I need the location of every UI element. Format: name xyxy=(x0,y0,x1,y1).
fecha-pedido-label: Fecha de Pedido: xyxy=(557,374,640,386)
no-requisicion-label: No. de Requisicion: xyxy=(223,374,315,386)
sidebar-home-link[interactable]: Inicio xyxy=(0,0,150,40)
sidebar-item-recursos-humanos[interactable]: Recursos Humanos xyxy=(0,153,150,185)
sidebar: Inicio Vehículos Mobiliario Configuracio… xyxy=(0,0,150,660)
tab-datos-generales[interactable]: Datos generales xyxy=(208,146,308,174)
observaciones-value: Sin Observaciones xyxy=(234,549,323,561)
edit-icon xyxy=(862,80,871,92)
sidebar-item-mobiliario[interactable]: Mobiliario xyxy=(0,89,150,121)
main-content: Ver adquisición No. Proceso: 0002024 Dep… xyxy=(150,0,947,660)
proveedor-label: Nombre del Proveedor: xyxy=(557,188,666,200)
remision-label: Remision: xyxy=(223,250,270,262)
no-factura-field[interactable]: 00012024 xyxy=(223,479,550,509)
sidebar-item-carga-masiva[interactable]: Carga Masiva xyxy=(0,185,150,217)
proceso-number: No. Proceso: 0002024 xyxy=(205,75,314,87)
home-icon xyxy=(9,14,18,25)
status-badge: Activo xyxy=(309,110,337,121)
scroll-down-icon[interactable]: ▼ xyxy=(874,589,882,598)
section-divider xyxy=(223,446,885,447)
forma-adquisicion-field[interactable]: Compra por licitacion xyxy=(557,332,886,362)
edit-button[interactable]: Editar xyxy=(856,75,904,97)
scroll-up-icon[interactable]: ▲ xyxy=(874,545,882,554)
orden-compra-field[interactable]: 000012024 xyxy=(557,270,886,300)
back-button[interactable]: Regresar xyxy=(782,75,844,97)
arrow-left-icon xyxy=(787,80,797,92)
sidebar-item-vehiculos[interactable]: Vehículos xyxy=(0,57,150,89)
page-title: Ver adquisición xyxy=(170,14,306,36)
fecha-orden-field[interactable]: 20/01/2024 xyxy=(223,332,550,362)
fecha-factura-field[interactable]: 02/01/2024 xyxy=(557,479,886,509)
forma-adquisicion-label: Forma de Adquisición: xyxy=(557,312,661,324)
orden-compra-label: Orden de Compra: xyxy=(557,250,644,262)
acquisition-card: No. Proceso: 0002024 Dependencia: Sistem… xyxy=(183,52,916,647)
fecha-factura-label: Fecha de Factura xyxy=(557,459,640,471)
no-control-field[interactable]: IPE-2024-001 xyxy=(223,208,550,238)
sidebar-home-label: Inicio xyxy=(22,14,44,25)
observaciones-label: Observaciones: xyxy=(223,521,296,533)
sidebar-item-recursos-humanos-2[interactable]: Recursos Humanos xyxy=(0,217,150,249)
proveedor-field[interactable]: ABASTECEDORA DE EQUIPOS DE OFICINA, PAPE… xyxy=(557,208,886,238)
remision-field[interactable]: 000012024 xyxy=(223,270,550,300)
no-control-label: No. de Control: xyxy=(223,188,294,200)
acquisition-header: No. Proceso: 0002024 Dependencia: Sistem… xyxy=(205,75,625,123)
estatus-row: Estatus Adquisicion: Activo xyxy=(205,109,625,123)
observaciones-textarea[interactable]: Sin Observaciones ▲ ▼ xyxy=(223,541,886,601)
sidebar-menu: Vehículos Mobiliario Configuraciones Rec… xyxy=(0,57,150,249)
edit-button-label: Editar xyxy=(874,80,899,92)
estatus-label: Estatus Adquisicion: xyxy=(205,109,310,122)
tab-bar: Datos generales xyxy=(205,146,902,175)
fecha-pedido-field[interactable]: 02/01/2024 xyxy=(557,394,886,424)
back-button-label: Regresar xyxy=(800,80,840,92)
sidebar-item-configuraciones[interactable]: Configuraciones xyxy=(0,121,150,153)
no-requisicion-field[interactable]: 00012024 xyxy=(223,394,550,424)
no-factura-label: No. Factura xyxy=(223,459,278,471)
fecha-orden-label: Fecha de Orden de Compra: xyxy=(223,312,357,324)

THE PROBLEM
Identify each line in the records above that contains the word "Mobiliario", and copy every such line.

RESULT OF THIS EXERCISE
sidebar: Inicio Vehículos Mobiliario Configuracio… xyxy=(0,0,150,660)
sidebar-item-mobiliario[interactable]: Mobiliario xyxy=(0,89,150,121)
sidebar-menu: Vehículos Mobiliario Configuraciones Rec… xyxy=(0,57,150,249)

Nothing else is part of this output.